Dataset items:
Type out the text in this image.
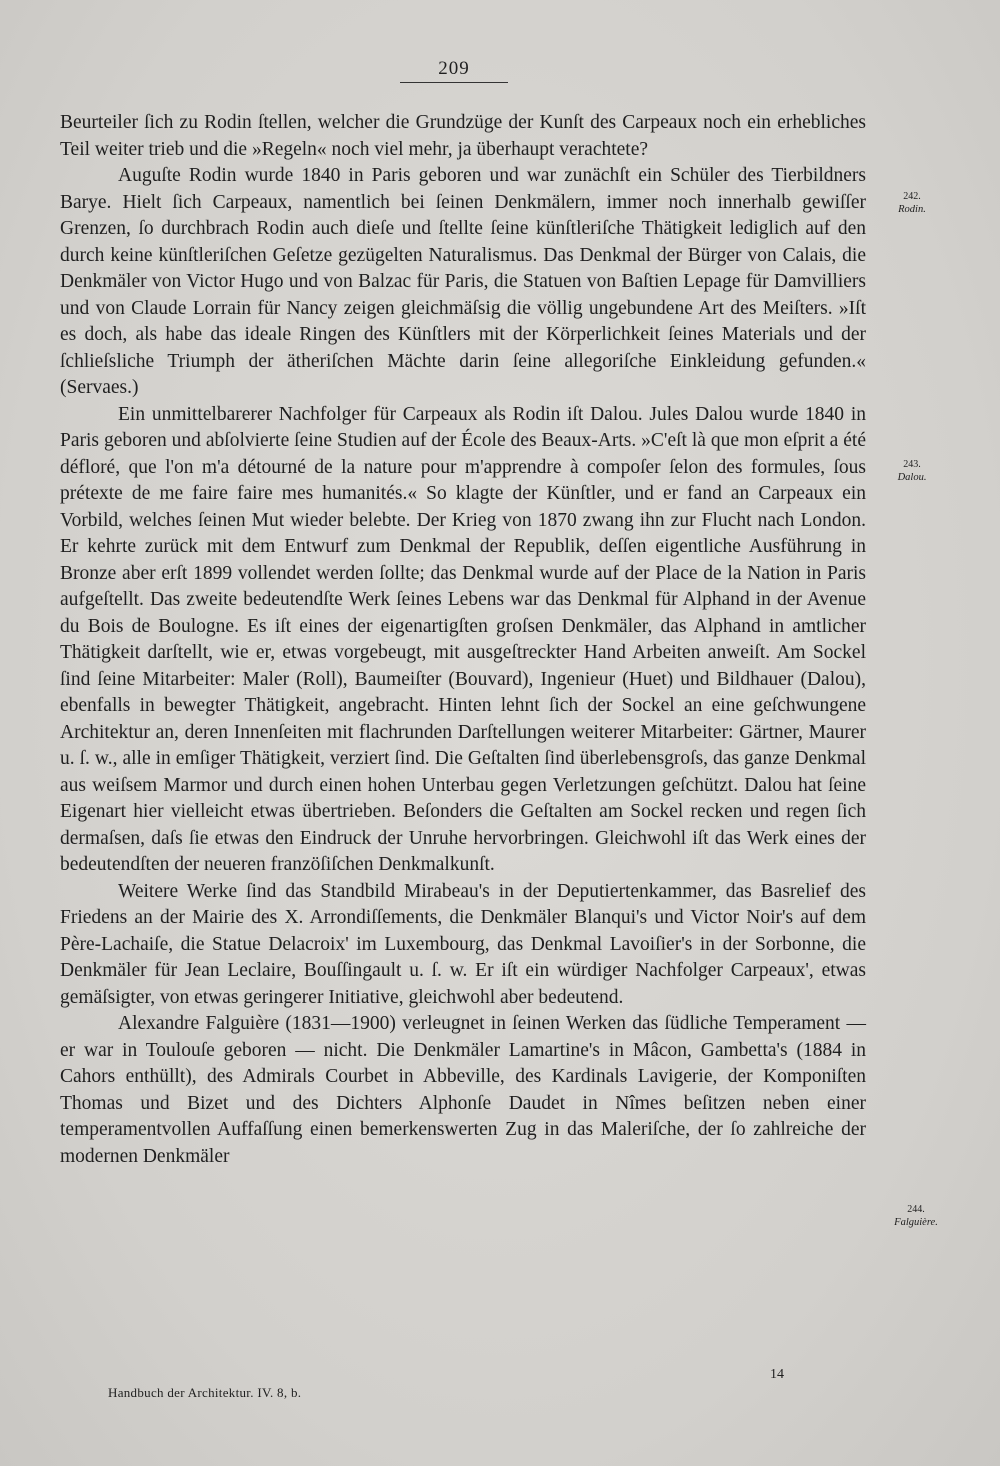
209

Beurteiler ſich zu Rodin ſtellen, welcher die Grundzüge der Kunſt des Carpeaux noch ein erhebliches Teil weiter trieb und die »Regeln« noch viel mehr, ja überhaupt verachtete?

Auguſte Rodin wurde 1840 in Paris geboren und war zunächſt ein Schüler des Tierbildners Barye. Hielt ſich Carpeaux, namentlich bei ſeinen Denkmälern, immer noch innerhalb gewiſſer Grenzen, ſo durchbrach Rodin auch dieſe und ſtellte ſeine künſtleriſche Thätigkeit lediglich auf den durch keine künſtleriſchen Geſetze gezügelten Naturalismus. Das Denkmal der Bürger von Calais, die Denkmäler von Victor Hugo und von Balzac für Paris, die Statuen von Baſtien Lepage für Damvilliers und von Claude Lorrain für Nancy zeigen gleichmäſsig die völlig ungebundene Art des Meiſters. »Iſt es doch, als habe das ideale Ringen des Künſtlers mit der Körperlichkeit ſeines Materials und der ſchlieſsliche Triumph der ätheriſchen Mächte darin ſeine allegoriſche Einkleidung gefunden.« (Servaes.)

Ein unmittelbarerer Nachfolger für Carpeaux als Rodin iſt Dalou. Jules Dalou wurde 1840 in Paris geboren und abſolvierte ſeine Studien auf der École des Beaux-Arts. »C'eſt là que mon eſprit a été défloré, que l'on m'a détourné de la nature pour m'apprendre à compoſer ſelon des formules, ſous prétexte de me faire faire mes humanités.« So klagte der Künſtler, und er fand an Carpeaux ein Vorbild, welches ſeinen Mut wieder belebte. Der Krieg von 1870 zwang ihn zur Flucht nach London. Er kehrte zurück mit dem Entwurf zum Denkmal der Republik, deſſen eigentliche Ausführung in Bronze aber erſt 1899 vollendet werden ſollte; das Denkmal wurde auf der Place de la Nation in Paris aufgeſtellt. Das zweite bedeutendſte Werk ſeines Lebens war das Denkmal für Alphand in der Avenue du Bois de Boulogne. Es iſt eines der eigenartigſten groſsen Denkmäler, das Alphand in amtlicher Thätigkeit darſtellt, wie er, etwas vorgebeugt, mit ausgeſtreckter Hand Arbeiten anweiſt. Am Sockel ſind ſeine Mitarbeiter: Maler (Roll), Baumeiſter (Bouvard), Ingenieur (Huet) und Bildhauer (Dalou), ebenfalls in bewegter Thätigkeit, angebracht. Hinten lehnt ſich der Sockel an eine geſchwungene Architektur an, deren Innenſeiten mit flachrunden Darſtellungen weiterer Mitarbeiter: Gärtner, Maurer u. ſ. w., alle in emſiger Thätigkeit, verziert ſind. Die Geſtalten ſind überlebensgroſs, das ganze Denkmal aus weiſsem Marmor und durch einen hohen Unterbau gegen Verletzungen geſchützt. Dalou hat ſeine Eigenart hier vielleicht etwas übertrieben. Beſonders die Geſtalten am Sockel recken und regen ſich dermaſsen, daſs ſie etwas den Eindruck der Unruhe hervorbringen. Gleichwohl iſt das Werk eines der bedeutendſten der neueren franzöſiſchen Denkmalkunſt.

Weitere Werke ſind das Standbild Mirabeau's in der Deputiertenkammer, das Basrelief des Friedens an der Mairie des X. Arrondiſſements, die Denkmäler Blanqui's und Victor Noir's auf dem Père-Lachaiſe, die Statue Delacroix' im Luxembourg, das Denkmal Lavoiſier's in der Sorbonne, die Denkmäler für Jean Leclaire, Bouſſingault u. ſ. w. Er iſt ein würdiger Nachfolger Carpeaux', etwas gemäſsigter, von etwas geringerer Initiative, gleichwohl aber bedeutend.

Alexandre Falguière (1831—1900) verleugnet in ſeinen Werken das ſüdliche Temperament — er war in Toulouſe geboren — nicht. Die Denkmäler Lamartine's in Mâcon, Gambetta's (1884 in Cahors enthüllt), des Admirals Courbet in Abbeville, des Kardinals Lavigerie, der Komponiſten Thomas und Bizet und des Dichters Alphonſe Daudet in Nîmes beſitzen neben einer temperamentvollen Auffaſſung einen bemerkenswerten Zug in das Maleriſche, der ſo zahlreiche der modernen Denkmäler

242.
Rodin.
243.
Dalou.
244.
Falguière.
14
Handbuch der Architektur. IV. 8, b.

==

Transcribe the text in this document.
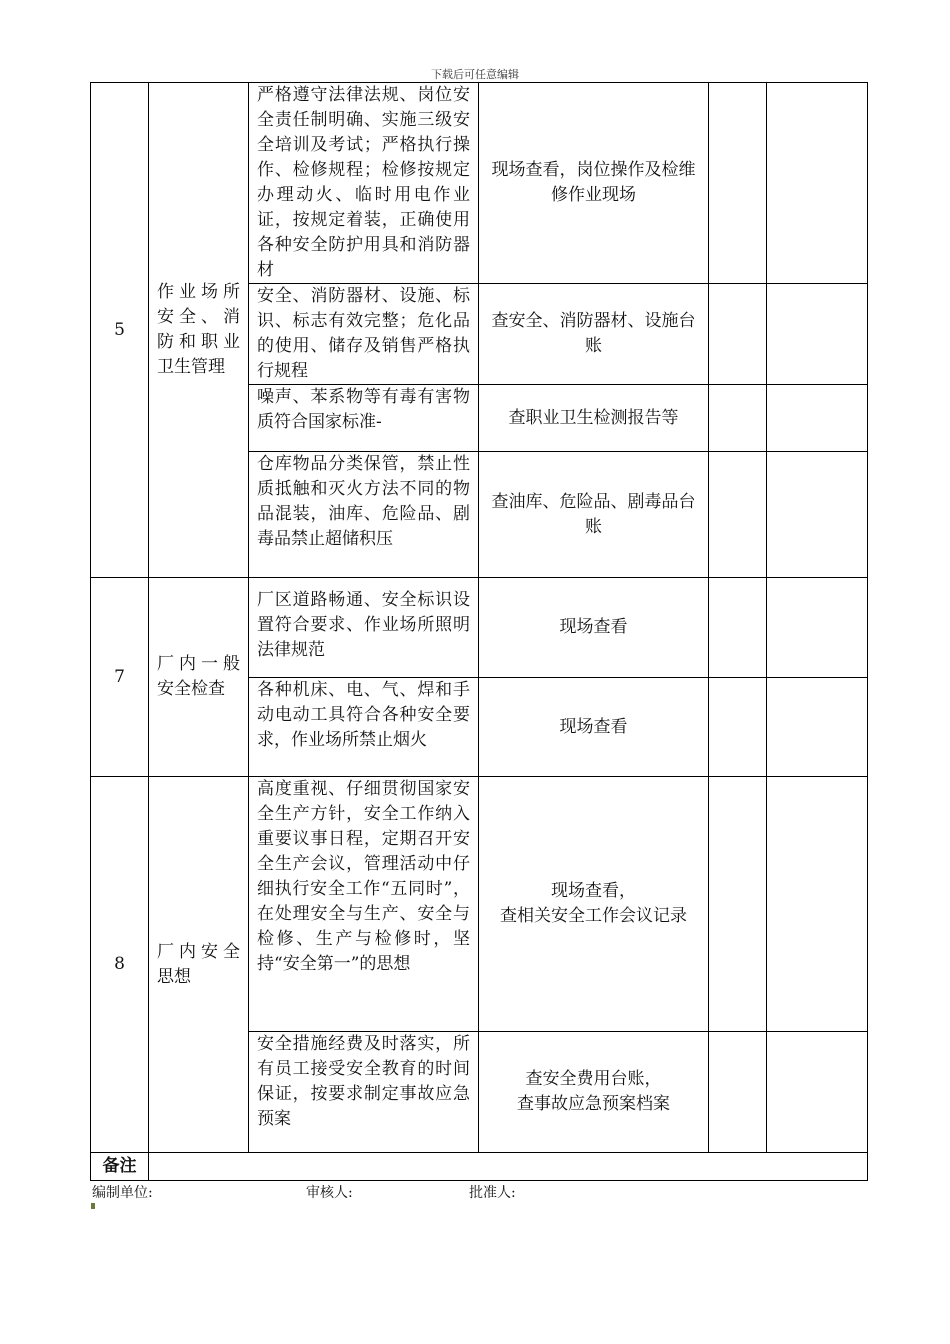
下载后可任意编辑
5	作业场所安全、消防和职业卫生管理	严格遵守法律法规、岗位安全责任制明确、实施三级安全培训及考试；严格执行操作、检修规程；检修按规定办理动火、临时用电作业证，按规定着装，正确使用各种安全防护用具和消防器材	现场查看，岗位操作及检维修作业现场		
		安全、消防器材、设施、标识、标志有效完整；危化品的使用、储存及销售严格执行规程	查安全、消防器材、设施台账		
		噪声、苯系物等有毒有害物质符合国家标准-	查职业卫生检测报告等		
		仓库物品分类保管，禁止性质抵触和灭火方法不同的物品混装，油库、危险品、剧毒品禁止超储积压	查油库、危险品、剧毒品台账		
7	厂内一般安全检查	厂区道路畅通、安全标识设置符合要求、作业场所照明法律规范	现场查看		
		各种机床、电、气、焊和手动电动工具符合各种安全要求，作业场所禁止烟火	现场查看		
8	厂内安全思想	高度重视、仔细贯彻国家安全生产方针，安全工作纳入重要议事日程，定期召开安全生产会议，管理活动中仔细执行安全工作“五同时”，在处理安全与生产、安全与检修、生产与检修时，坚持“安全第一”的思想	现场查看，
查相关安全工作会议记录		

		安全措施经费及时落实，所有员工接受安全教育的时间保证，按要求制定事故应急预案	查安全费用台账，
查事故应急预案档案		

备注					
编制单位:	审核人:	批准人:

## What you should do
List the lines of the entries that include "现场查看".

## Output of the task
5	作业场所安全、消防和职业卫生管理	严格遵守法律法规、岗位安全责任制明确、实施三级安全培训及考试；严格执行操作、检修规程；检修按规定办理动火、临时用电作业证，按规定着装，正确使用各种安全防护用具和消防器材	现场查看，岗位操作及检维修作业现场		
7	厂内一般安全检查	厂区道路畅通、安全标识设置符合要求、作业场所照明法律规范	现场查看		
		各种机床、电、气、焊和手动电动工具符合各种安全要求，作业场所禁止烟火	现场查看		
8	厂内安全思想	高度重视、仔细贯彻国家安全生产方针，安全工作纳入重要议事日程，定期召开安全生产会议，管理活动中仔细执行安全工作“五同时”，在处理安全与生产、安全与检修、生产与检修时，坚持“安全第一”的思想	现场查看，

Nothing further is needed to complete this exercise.